• [What is needed] Exactly repeat the material, dropping every picture from the copy.

* * *

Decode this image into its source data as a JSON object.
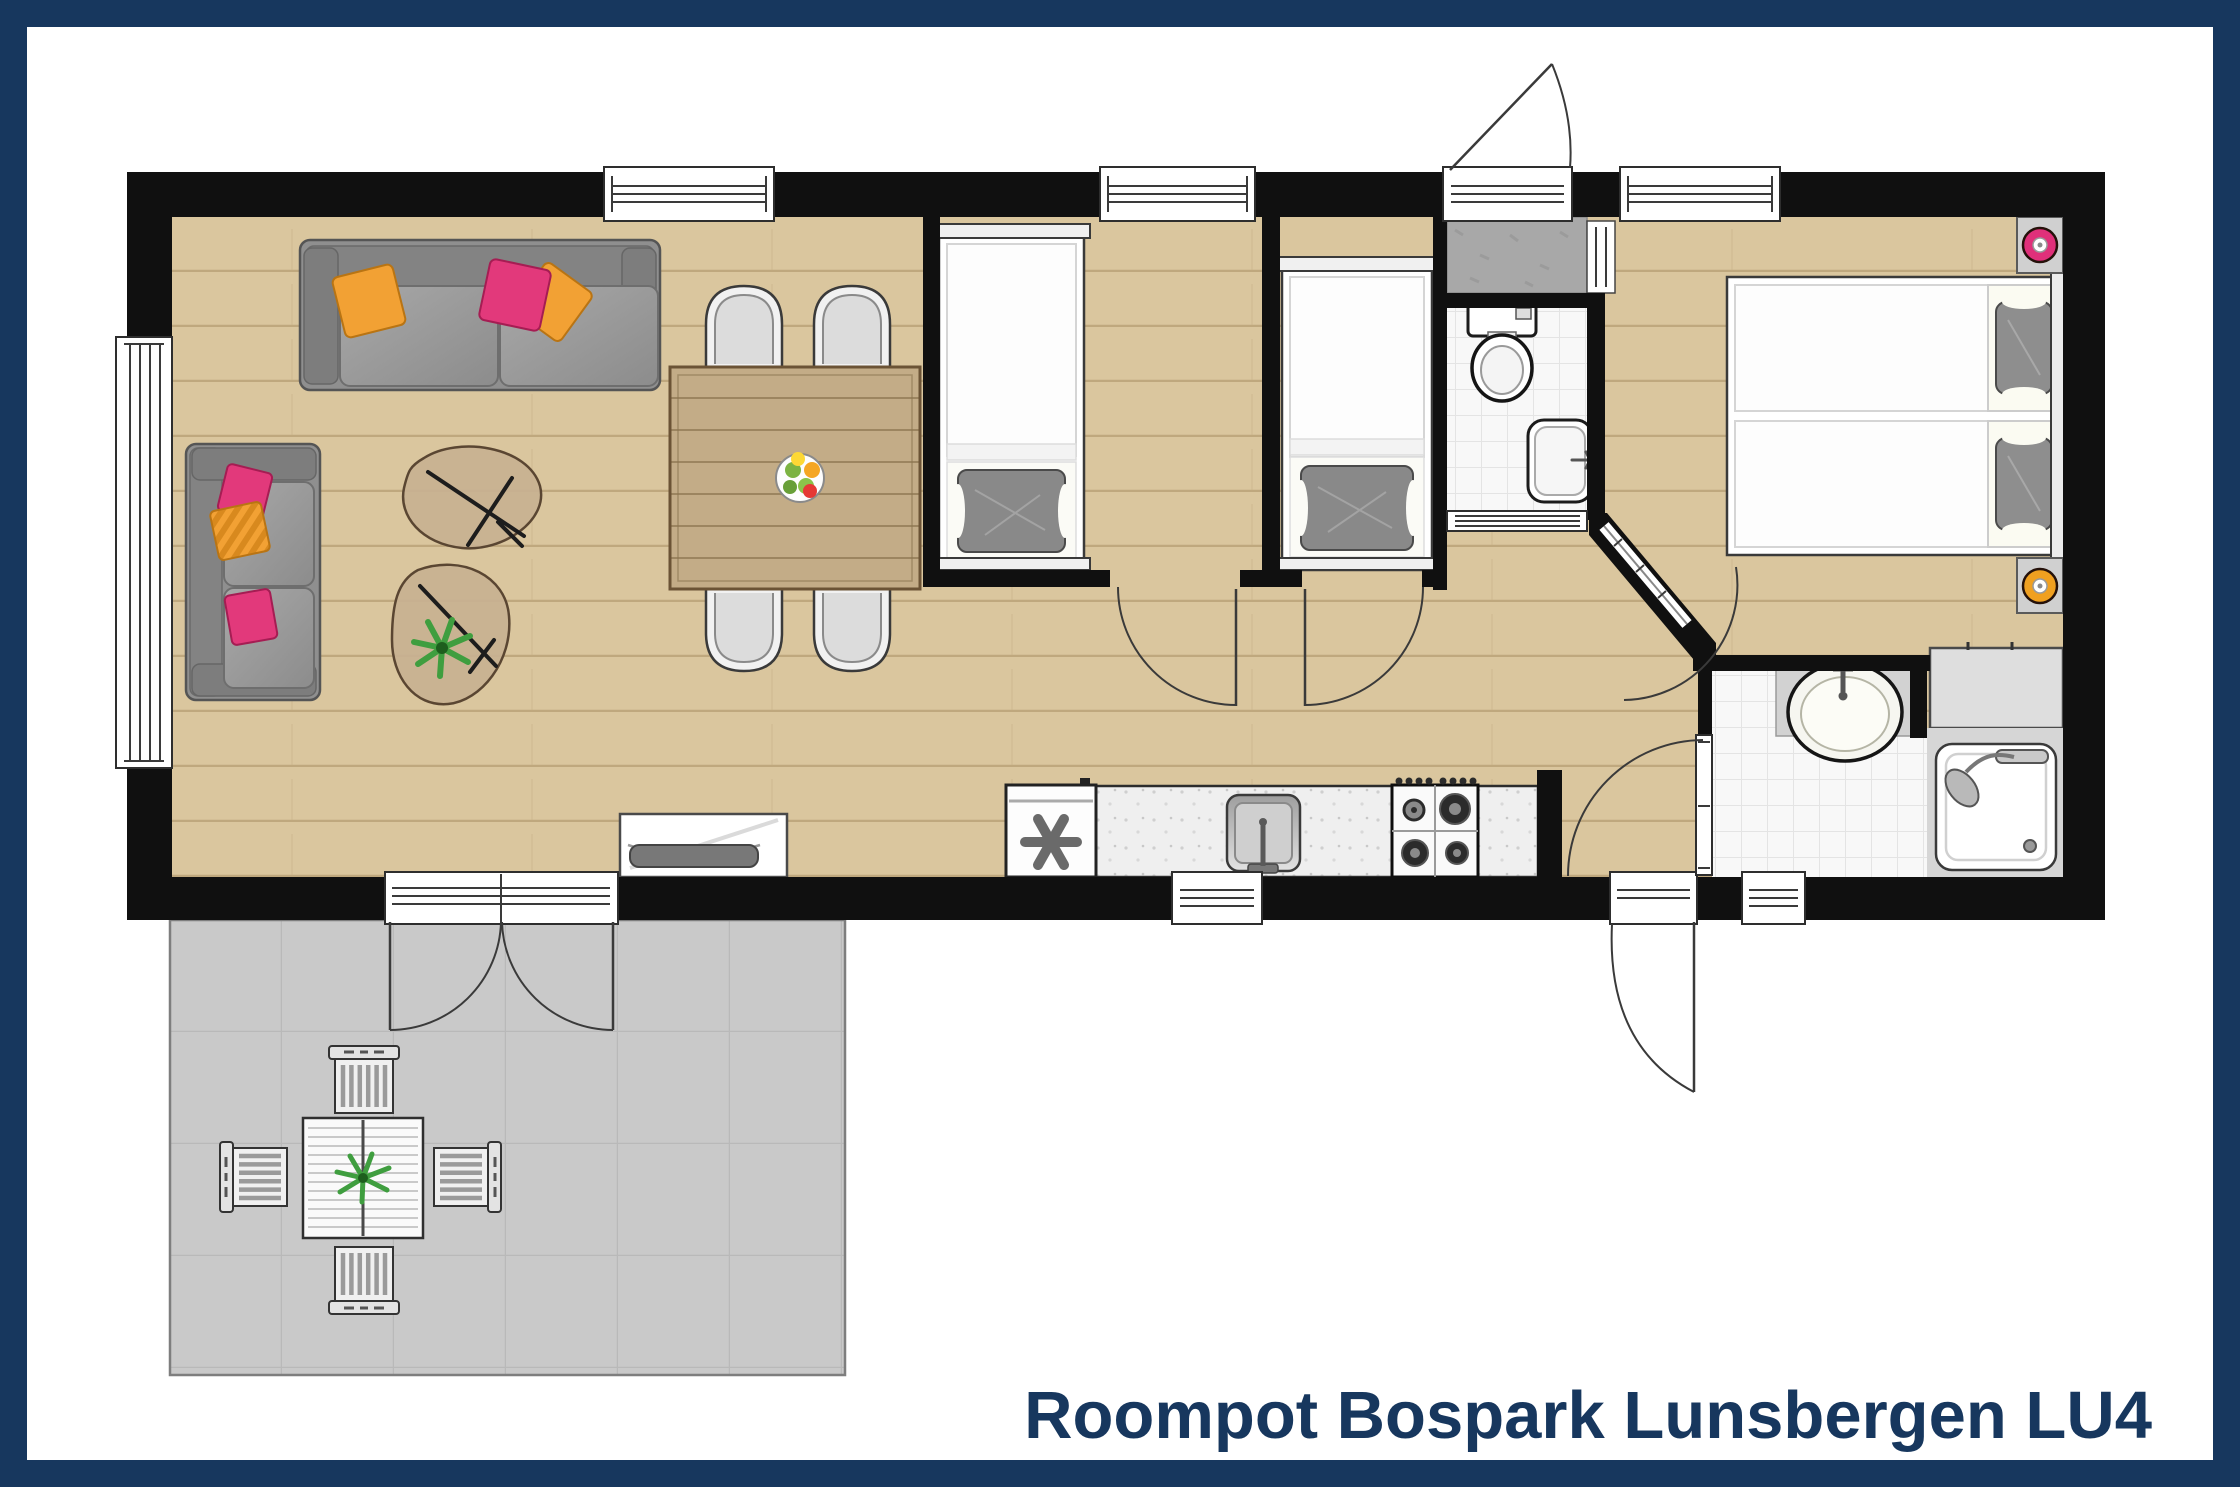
{
  "title": "Roompot Bospark Lunsbergen LU4",
  "colors": {
    "frame_navy": "#17375E",
    "wall_black": "#101010",
    "wood": "#DAC69E",
    "plank": "#BFA87E",
    "table_wood": "#C3AC87",
    "terrace_gray": "#C9C9C9",
    "tile_white": "#F8F8F8",
    "sofa_gray": "#8F8F8F",
    "pillow_orange": "#F2A134",
    "pillow_pink": "#E2397B",
    "plant_green": "#3F9E3F",
    "lamp_pink": "#E0307A",
    "lamp_orange": "#F0A020",
    "title_text": "#17375E"
  }
}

* * *

• [Result of the exercise]
Decode this image into its source data as a JSON object.
{
  "title": "Roompot Bospark Lunsbergen LU4",
  "colors": {
    "frame_navy": "#17375E",
    "wall_black": "#101010",
    "wood": "#DAC69E",
    "plank": "#BFA87E",
    "table_wood": "#C3AC87",
    "terrace_gray": "#C9C9C9",
    "tile_white": "#F8F8F8",
    "sofa_gray": "#8F8F8F",
    "pillow_orange": "#F2A134",
    "pillow_pink": "#E2397B",
    "plant_green": "#3F9E3F",
    "lamp_pink": "#E0307A",
    "lamp_orange": "#F0A020",
    "title_text": "#17375E"
  }
}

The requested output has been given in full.